::: Data extract

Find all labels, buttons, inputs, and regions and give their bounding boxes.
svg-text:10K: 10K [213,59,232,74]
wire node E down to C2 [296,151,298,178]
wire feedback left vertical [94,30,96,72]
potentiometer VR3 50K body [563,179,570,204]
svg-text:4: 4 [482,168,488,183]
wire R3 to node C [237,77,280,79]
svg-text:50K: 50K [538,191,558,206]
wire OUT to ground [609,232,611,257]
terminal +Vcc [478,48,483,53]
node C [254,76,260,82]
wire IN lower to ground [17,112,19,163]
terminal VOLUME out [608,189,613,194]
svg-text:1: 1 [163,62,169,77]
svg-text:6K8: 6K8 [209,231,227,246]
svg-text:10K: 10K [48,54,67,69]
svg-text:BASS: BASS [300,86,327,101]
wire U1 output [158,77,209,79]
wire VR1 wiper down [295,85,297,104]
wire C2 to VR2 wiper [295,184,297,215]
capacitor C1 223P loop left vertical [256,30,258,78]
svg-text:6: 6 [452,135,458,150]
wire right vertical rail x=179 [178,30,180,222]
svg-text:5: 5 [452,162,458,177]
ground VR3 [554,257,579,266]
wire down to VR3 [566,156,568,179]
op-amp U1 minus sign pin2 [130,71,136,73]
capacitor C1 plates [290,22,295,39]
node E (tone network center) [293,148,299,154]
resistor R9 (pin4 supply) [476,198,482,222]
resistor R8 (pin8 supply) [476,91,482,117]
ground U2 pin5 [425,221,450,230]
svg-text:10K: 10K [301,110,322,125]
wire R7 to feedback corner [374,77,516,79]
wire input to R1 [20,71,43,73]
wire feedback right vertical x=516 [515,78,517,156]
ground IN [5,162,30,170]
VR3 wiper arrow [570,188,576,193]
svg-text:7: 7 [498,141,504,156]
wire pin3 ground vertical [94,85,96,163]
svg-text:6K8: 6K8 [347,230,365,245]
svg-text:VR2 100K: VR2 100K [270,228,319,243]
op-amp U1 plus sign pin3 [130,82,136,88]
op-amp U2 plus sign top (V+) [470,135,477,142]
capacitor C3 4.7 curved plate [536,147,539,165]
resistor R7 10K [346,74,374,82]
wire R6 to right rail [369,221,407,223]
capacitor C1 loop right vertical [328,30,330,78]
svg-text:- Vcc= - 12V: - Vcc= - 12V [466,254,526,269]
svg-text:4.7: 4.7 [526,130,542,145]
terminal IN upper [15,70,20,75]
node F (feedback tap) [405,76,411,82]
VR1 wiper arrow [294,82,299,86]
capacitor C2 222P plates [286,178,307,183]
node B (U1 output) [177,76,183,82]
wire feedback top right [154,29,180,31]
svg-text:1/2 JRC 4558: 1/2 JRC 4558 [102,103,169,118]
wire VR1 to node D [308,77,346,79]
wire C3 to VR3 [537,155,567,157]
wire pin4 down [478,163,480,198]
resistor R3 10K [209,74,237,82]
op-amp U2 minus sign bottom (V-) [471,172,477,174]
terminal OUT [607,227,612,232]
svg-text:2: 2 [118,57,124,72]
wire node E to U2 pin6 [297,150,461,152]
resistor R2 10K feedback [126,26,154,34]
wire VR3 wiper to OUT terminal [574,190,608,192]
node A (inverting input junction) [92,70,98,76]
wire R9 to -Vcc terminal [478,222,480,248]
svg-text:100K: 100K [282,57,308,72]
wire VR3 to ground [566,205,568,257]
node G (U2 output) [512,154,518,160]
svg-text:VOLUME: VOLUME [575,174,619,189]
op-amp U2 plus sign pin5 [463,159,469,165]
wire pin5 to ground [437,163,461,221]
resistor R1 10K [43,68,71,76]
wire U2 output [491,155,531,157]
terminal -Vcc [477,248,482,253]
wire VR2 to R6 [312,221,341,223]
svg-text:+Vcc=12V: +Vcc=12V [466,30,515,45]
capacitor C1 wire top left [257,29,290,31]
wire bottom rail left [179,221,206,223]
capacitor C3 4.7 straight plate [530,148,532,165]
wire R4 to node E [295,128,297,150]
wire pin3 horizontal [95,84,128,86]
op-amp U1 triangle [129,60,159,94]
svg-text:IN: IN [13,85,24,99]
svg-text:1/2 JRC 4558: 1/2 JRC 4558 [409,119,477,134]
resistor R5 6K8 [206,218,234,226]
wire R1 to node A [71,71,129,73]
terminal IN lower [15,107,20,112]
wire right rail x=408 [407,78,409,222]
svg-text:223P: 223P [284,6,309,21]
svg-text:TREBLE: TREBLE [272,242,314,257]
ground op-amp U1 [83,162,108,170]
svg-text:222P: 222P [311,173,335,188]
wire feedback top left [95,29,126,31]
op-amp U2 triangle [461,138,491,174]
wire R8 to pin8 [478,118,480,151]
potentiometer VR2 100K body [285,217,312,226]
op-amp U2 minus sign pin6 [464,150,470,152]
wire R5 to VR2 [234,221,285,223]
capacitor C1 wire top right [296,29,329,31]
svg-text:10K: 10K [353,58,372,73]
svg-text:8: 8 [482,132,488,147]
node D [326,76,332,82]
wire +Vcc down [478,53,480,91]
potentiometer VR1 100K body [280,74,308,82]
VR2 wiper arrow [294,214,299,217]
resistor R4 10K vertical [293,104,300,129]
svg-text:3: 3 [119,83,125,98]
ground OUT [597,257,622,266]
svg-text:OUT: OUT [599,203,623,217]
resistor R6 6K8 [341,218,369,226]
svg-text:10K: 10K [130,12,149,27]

::::::

### Set exercise
Return every line of the data above unchanged.

### Exercise solution
Find all labels, buttons, inputs, and regions and give their bounding boxes.
svg-text:10K: 10K [213,59,232,74]
wire node E down to C2 [296,151,298,178]
wire feedback left vertical [94,30,96,72]
potentiometer VR3 50K body [563,179,570,204]
svg-text:4: 4 [482,168,488,183]
wire R3 to node C [237,77,280,79]
svg-text:50K: 50K [538,191,558,206]
wire OUT to ground [609,232,611,257]
terminal +Vcc [478,48,483,53]
node C [254,76,260,82]
wire IN lower to ground [17,112,19,163]
terminal VOLUME out [608,189,613,194]
svg-text:1: 1 [163,62,169,77]
svg-text:6K8: 6K8 [209,231,227,246]
svg-text:10K: 10K [48,54,67,69]
svg-text:BASS: BASS [300,86,327,101]
wire U1 output [158,77,209,79]
wire VR1 wiper down [295,85,297,104]
wire C2 to VR2 wiper [295,184,297,215]
capacitor C1 223P loop left vertical [256,30,258,78]
svg-text:6: 6 [452,135,458,150]
wire right vertical rail x=179 [178,30,180,222]
svg-text:5: 5 [452,162,458,177]
ground VR3 [554,257,579,266]
wire down to VR3 [566,156,568,179]
op-amp U1 minus sign pin2 [130,71,136,73]
capacitor C1 plates [290,22,295,39]
node E (tone network center) [293,148,299,154]
resistor R9 (pin4 supply) [476,198,482,222]
resistor R8 (pin8 supply) [476,91,482,117]
ground U2 pin5 [425,221,450,230]
svg-text:10K: 10K [301,110,322,125]
wire R7 to feedback corner [374,77,516,79]
wire input to R1 [20,71,43,73]
wire feedback right vertical x=516 [515,78,517,156]
ground IN [5,162,30,170]
VR3 wiper arrow [570,188,576,193]
svg-text:7: 7 [498,141,504,156]
wire pin3 ground vertical [94,85,96,163]
svg-text:6K8: 6K8 [347,230,365,245]
svg-text:VR2 100K: VR2 100K [270,228,319,243]
op-amp U1 plus sign pin3 [130,82,136,88]
op-amp U2 plus sign top (V+) [470,135,477,142]
capacitor C3 4.7 curved plate [536,147,539,165]
resistor R7 10K [346,74,374,82]
wire R6 to right rail [369,221,407,223]
capacitor C1 loop right vertical [328,30,330,78]
svg-text:- Vcc= - 12V: - Vcc= - 12V [466,254,526,269]
svg-text:4.7: 4.7 [526,130,542,145]
terminal IN upper [15,70,20,75]
node F (feedback tap) [405,76,411,82]
VR1 wiper arrow [294,82,299,86]
capacitor C2 222P plates [286,178,307,183]
node B (U1 output) [177,76,183,82]
wire feedback top right [154,29,180,31]
svg-text:1/2 JRC 4558: 1/2 JRC 4558 [102,103,169,118]
wire VR1 to node D [308,77,346,79]
wire C3 to VR3 [537,155,567,157]
wire pin4 down [478,163,480,198]
resistor R3 10K [209,74,237,82]
op-amp U2 minus sign bottom (V-) [471,172,477,174]
terminal OUT [607,227,612,232]
svg-text:2: 2 [118,57,124,72]
wire node E to U2 pin6 [297,150,461,152]
resistor R2 10K feedback [126,26,154,34]
wire VR3 wiper to OUT terminal [574,190,608,192]
node A (inverting input junction) [92,70,98,76]
wire R9 to -Vcc terminal [478,222,480,248]
svg-text:100K: 100K [282,57,308,72]
wire VR3 to ground [566,205,568,257]
node G (U2 output) [512,154,518,160]
svg-text:VOLUME: VOLUME [575,174,619,189]
op-amp U2 plus sign pin5 [463,159,469,165]
wire pin5 to ground [437,163,461,221]
resistor R1 10K [43,68,71,76]
wire U2 output [491,155,531,157]
terminal -Vcc [477,248,482,253]
wire VR2 to R6 [312,221,341,223]
svg-text:+Vcc=12V: +Vcc=12V [466,30,515,45]
capacitor C1 wire top left [257,29,290,31]
wire bottom rail left [179,221,206,223]
capacitor C3 4.7 straight plate [530,148,532,165]
wire R4 to node E [295,128,297,150]
wire pin3 horizontal [95,84,128,86]
op-amp U1 triangle [129,60,159,94]
svg-text:IN: IN [13,85,24,99]
svg-text:1/2 JRC 4558: 1/2 JRC 4558 [409,119,477,134]
resistor R5 6K8 [206,218,234,226]
wire R1 to node A [71,71,129,73]
terminal IN lower [15,107,20,112]
wire right rail x=408 [407,78,409,222]
svg-text:223P: 223P [284,6,309,21]
svg-text:TREBLE: TREBLE [272,242,314,257]
ground op-amp U1 [83,162,108,170]
svg-text:222P: 222P [311,173,335,188]
wire feedback top left [95,29,126,31]
op-amp U2 triangle [461,138,491,174]
wire R8 to pin8 [478,118,480,151]
potentiometer VR2 100K body [285,217,312,226]
op-amp U2 minus sign pin6 [464,150,470,152]
wire R5 to VR2 [234,221,285,223]
capacitor C1 wire top right [296,29,329,31]
svg-text:10K: 10K [353,58,372,73]
svg-text:8: 8 [482,132,488,147]
node D [326,76,332,82]
wire +Vcc down [478,53,480,91]
potentiometer VR1 100K body [280,74,308,82]
VR2 wiper arrow [294,214,299,217]
resistor R4 10K vertical [293,104,300,129]
svg-text:3: 3 [119,83,125,98]
ground OUT [597,257,622,266]
svg-text:OUT: OUT [599,203,623,217]
resistor R6 6K8 [341,218,369,226]
svg-text:10K: 10K [130,12,149,27]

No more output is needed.